Task:
Keep only the lines of the data below that contain "años", and copy them.

Input for this task:
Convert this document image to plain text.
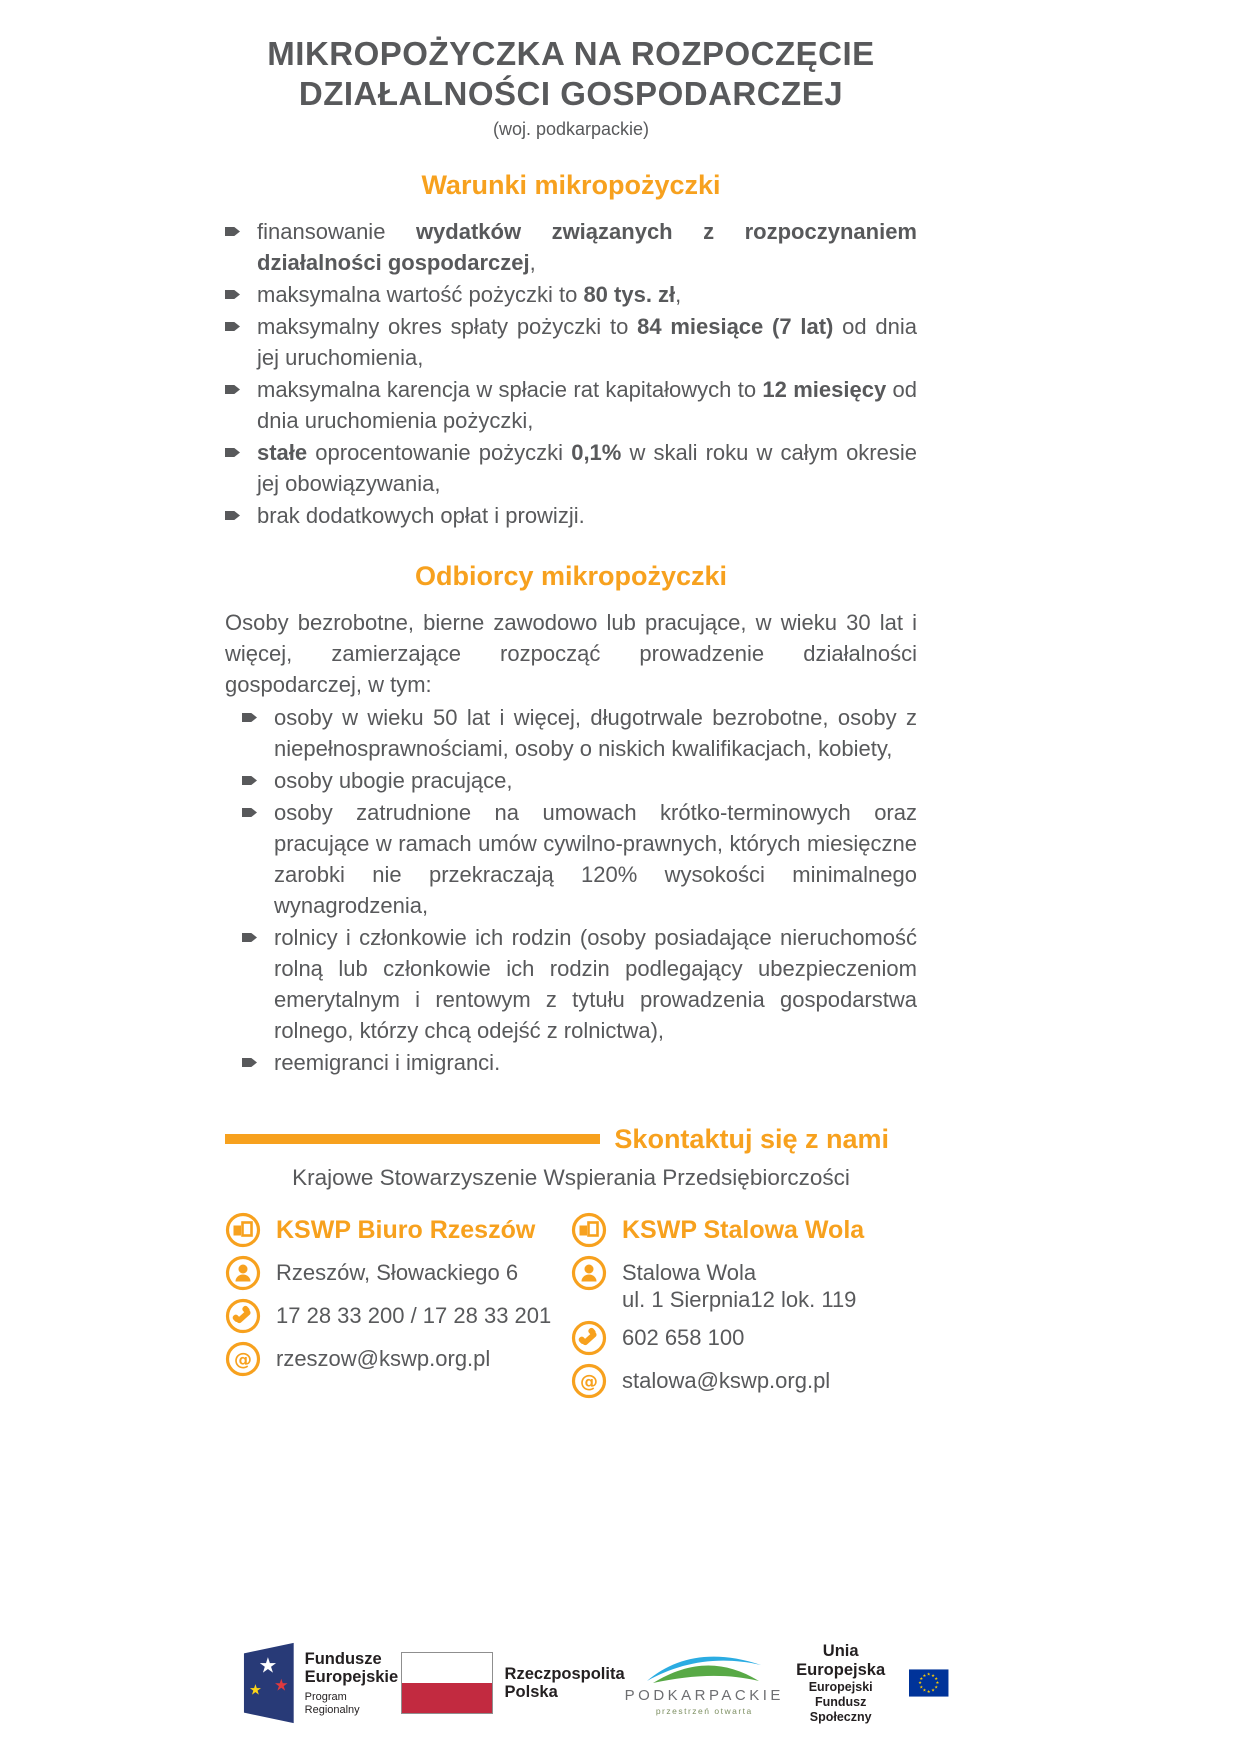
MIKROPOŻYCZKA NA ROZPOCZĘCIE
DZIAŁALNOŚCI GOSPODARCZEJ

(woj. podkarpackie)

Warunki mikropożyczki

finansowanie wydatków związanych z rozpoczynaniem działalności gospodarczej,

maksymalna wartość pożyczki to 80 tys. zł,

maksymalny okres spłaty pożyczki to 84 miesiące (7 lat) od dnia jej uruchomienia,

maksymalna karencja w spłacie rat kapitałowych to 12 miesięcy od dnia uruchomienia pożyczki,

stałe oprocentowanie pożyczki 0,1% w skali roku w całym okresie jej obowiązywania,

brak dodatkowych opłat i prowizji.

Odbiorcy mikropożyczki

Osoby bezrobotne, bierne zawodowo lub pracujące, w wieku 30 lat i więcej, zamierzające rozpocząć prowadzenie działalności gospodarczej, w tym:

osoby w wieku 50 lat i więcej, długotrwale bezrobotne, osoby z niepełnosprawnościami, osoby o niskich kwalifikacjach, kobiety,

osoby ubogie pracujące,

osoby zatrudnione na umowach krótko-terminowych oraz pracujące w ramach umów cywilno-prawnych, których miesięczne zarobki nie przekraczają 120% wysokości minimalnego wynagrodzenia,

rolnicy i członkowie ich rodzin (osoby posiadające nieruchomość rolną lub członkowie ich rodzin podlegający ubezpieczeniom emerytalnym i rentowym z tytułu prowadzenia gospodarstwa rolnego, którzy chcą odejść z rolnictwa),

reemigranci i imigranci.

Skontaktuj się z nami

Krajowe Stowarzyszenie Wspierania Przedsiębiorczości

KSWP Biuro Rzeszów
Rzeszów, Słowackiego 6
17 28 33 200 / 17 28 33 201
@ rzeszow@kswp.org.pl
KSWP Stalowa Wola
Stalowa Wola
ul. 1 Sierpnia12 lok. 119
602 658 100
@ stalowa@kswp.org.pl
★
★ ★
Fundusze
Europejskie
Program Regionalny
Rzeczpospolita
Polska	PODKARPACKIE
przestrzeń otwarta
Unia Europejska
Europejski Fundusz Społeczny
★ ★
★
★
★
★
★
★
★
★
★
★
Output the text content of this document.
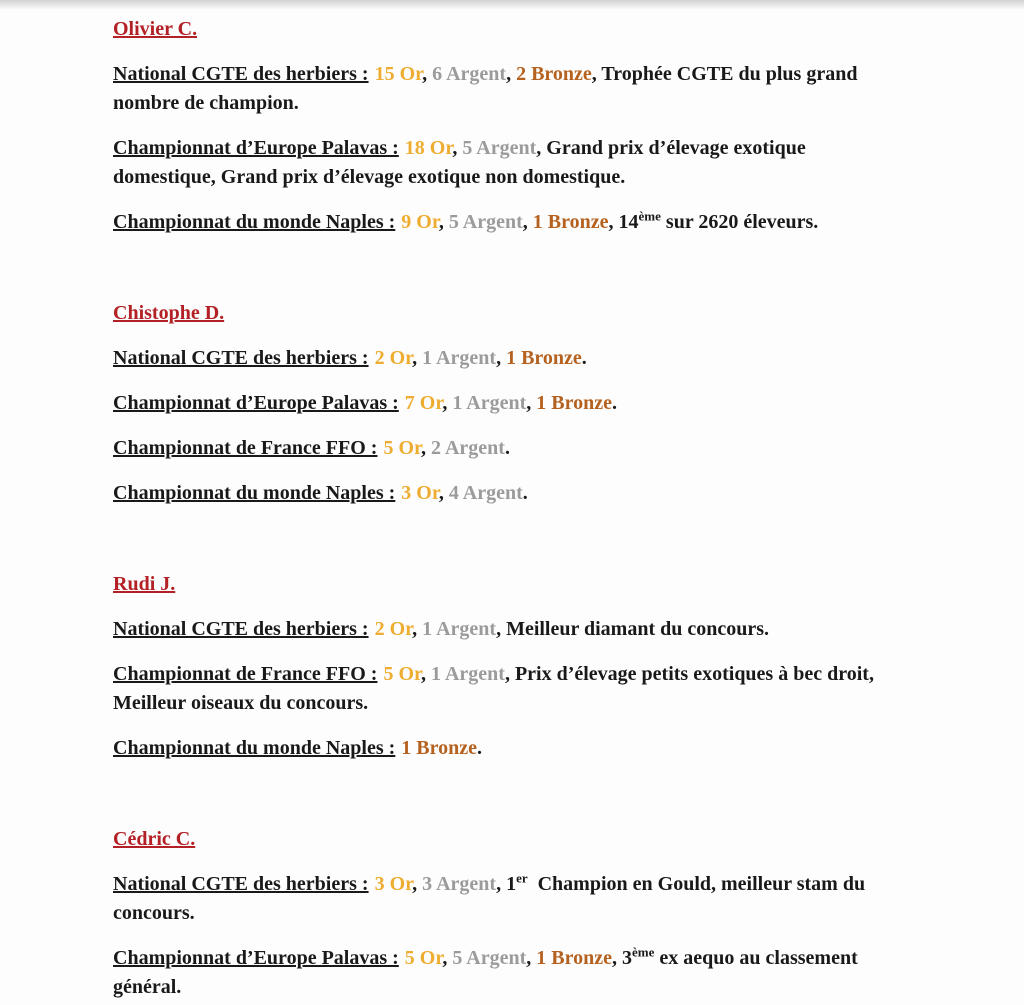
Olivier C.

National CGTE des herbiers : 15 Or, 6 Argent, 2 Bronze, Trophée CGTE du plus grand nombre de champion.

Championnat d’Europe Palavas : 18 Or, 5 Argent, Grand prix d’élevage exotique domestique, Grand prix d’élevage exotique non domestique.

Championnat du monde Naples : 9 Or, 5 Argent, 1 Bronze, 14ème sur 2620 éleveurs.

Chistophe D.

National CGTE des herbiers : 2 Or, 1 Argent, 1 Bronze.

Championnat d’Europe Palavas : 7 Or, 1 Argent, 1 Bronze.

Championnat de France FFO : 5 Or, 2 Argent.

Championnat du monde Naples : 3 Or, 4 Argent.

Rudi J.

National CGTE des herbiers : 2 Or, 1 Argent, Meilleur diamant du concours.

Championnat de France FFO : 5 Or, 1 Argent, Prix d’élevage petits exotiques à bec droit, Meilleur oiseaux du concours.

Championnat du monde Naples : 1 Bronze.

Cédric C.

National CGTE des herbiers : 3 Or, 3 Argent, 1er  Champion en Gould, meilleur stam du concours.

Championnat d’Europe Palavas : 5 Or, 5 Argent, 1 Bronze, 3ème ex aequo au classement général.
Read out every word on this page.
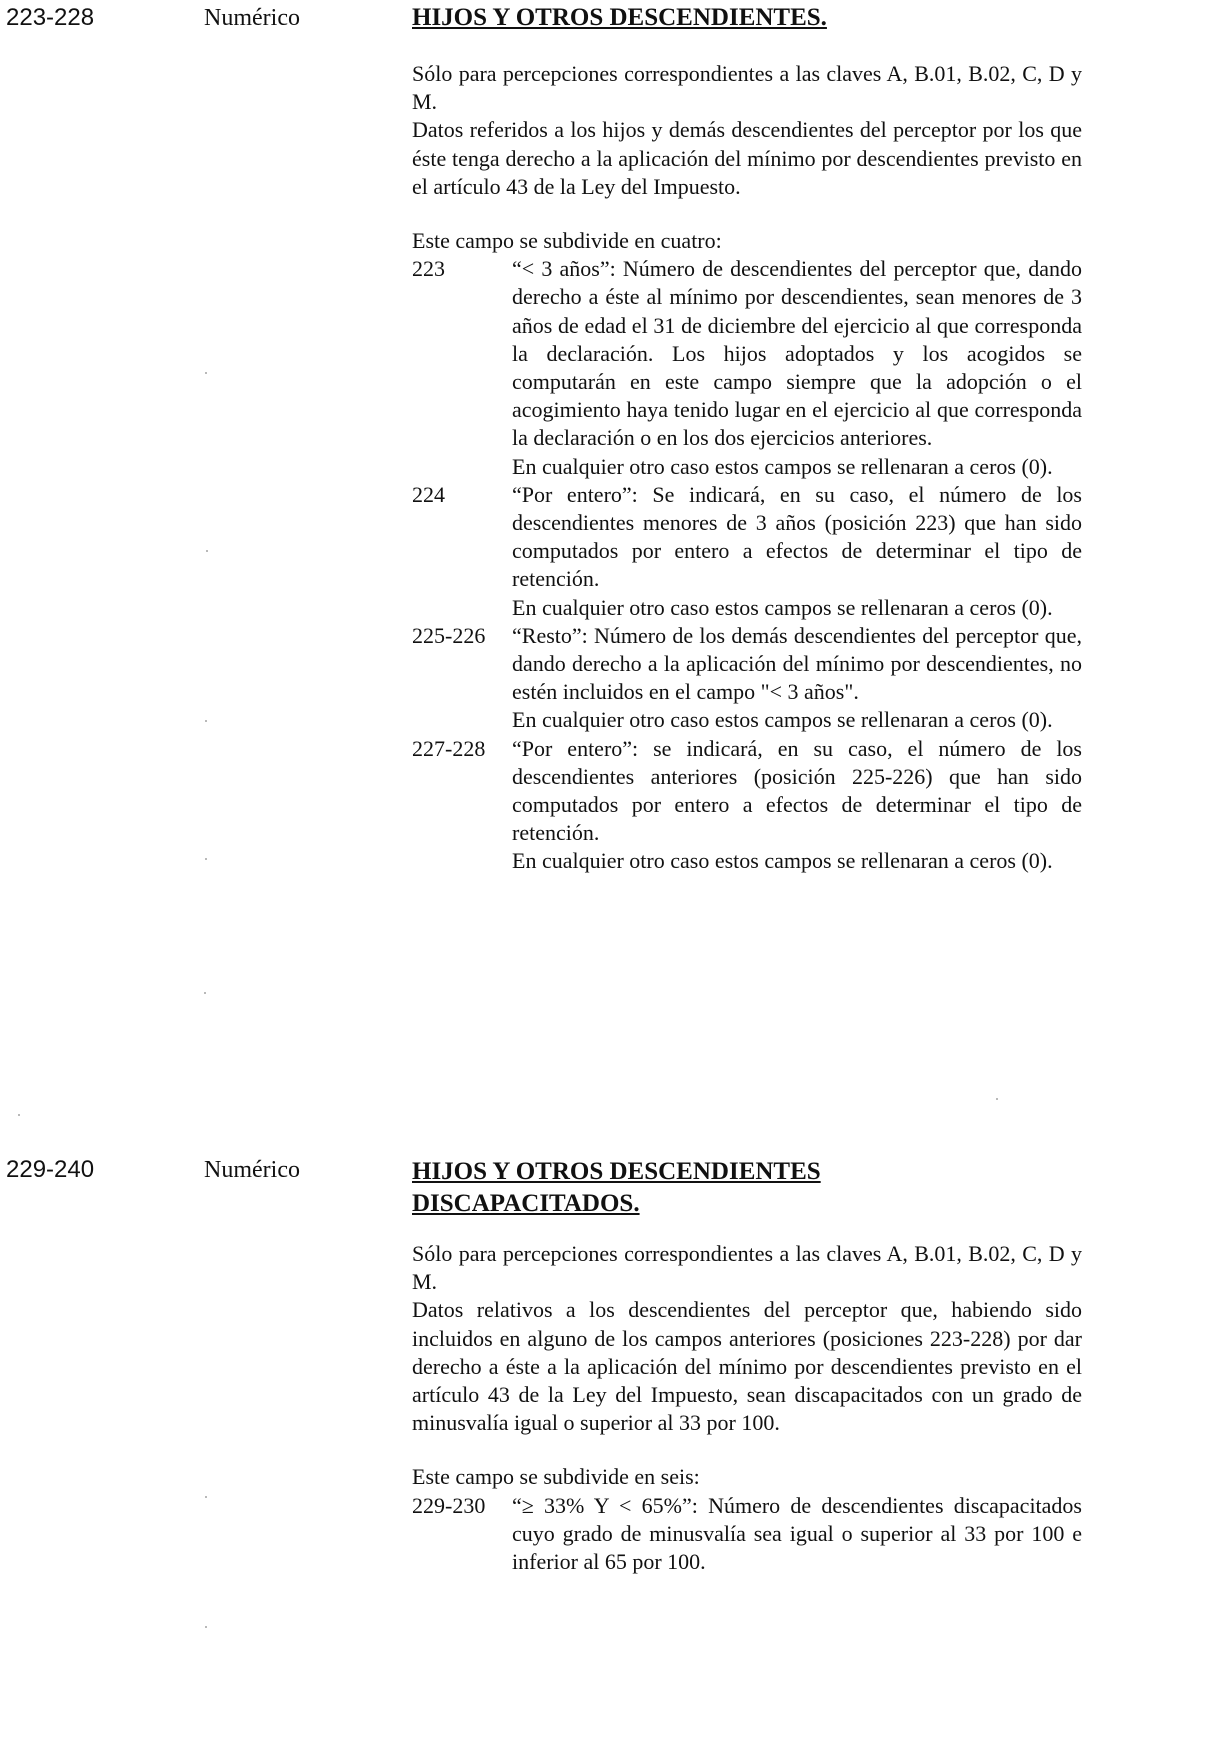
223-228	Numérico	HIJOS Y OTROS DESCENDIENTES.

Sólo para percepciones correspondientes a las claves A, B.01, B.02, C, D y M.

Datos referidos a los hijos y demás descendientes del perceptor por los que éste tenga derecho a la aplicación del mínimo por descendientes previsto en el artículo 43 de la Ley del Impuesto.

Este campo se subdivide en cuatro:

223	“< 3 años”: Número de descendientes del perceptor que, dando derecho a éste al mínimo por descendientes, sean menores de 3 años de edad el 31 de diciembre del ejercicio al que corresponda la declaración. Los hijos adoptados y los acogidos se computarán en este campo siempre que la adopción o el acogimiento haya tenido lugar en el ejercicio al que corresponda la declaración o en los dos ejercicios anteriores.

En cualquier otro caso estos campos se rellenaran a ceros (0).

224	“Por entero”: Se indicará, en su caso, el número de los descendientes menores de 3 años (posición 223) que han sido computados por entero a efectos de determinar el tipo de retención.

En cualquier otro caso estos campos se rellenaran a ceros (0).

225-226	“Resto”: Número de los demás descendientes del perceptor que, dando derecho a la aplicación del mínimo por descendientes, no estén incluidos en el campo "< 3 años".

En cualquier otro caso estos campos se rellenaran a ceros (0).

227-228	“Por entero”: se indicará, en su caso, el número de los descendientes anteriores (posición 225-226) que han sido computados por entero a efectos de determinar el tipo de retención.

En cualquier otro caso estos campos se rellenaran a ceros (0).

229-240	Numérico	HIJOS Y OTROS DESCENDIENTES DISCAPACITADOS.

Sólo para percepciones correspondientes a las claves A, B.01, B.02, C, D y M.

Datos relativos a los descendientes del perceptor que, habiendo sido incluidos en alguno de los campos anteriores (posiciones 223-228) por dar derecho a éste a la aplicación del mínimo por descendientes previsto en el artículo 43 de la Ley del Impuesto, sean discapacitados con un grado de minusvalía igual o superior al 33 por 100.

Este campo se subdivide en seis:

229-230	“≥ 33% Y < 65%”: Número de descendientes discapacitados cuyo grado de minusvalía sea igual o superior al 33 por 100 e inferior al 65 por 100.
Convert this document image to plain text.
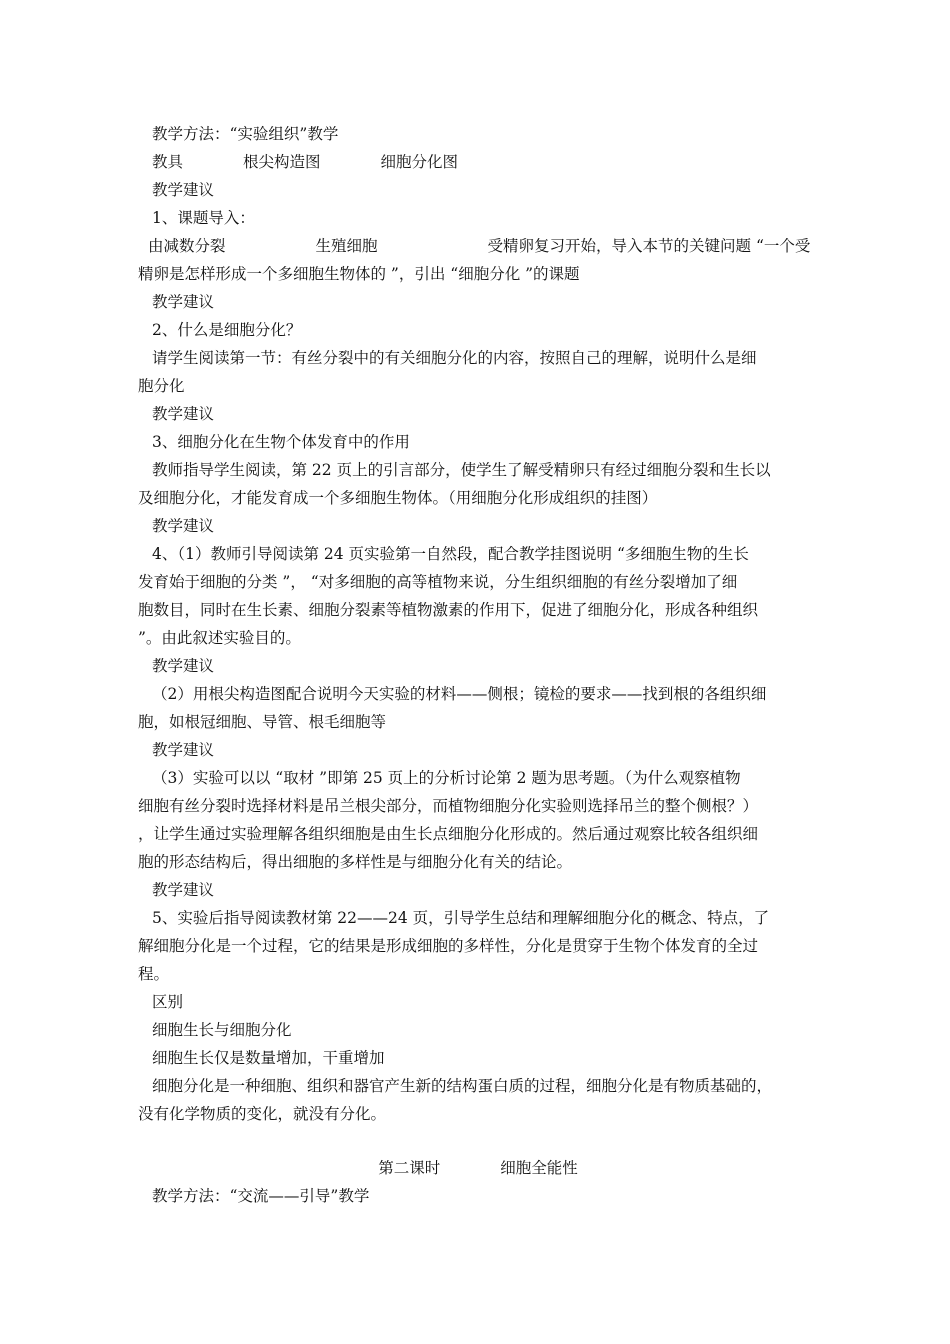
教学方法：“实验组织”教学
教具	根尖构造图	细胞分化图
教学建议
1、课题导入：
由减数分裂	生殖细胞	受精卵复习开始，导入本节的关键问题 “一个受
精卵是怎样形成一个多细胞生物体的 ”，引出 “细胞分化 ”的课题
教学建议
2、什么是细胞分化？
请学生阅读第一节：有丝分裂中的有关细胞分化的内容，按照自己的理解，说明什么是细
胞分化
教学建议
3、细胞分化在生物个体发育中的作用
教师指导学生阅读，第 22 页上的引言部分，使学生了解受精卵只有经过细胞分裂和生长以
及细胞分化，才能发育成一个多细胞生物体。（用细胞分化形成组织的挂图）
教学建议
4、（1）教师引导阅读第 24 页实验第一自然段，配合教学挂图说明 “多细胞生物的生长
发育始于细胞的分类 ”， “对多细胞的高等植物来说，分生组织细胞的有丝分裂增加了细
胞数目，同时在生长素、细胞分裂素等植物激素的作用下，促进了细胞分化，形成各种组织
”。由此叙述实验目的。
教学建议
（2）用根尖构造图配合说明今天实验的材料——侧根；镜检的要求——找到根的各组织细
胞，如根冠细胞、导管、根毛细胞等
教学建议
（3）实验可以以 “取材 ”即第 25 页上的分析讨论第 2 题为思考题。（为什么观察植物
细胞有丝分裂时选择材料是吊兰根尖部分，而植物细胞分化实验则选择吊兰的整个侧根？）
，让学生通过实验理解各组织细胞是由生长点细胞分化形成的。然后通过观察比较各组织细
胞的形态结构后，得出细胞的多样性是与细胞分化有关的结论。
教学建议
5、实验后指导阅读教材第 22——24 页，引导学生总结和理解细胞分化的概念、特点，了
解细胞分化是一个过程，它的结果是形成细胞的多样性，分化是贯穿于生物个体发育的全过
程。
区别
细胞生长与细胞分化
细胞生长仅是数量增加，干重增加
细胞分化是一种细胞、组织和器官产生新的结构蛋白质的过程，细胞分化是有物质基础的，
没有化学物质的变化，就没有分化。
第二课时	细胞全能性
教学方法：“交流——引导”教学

Written response:
223	“< 3 años”: Número de descendientes del perceptor que, dando derecho a éste al mínimo por descendientes, sean menores de 3 años de edad el 31 de diciembre del ejercicio al que corresponda la declaración. Los hijos adoptados y los acogidos se computarán en este campo siempre que la adopción o el acogimiento haya tenido lugar en el ejercicio al que corresponda la declaración o en los dos ejercicios anteriores.
224	“Por entero”: Se indicará, en su caso, el número de los descendientes menores de 3 años (posición 223) que han sido computados por entero a efectos de determinar el tipo de retención.
225-226	“Resto”: Número de los demás descendientes del perceptor que, dando derecho a la aplicación del mínimo por descendientes, no estén incluidos en el campo "< 3 años".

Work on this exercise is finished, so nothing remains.